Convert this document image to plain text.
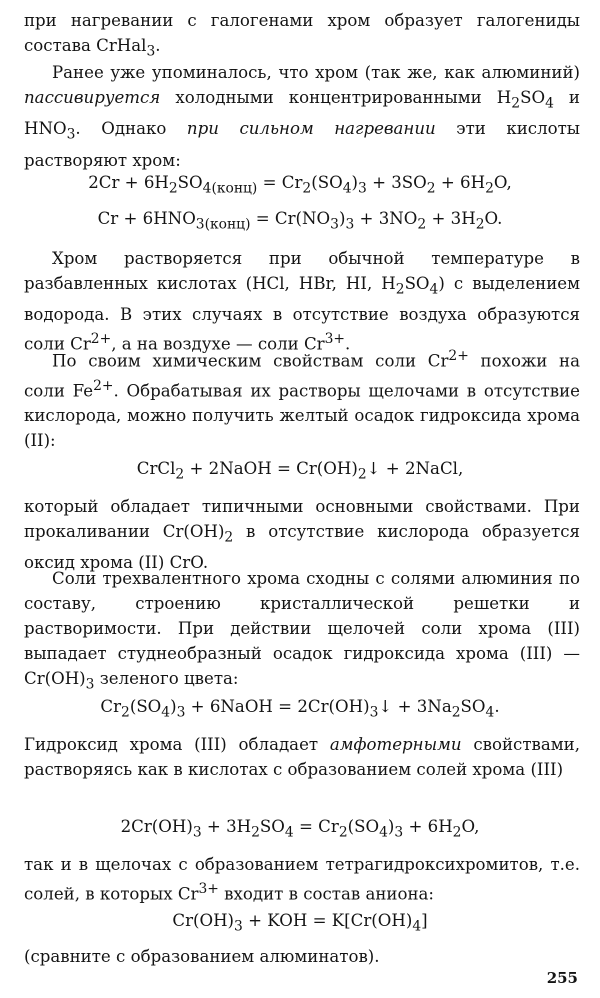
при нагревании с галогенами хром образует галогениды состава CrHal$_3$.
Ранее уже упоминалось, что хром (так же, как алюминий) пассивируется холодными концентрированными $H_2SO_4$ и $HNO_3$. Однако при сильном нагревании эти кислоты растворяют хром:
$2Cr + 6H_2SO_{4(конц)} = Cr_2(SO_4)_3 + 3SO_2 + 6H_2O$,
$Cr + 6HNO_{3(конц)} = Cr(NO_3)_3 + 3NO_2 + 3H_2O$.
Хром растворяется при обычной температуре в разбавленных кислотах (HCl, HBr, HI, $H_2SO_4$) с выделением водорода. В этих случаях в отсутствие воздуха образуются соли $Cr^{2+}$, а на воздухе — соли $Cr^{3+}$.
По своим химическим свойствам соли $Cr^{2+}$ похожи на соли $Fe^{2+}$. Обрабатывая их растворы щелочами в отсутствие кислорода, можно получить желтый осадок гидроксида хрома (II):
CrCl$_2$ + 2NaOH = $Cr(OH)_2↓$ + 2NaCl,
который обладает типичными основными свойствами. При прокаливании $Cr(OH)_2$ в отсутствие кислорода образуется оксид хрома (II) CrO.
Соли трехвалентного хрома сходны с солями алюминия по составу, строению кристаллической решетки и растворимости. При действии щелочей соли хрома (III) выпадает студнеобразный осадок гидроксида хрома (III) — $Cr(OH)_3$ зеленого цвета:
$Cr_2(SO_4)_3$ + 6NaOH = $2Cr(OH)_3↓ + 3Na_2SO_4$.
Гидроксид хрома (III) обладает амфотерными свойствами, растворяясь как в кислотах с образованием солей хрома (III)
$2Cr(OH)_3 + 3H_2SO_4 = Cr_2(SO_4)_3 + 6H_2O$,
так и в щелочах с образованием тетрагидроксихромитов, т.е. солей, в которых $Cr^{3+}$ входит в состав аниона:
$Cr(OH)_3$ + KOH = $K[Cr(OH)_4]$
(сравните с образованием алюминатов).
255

============================================================

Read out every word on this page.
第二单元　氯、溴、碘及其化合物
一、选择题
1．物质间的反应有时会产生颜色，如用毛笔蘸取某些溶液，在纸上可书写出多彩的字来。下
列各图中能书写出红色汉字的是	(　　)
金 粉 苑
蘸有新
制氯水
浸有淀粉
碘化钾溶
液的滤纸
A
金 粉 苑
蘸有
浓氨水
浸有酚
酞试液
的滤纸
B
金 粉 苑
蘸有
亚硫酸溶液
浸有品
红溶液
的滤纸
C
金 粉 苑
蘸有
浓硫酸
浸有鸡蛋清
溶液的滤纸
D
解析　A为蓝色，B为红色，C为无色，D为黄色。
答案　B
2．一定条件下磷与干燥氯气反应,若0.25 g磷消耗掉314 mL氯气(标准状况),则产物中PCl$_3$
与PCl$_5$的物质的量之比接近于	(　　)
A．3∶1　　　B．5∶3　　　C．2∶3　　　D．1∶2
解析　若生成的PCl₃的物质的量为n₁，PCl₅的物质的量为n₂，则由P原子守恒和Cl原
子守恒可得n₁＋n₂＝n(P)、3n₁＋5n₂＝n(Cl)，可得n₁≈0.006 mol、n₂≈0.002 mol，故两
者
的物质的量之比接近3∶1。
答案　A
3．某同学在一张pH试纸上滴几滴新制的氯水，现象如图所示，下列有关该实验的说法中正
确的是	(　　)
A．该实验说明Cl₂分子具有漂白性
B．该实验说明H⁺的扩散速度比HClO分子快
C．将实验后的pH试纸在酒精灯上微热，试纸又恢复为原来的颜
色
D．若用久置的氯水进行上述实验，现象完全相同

============================================================

The exercise
Examine the entries and report how many of their lines contain the string "нагревании", giving no more than the number.

Response below
2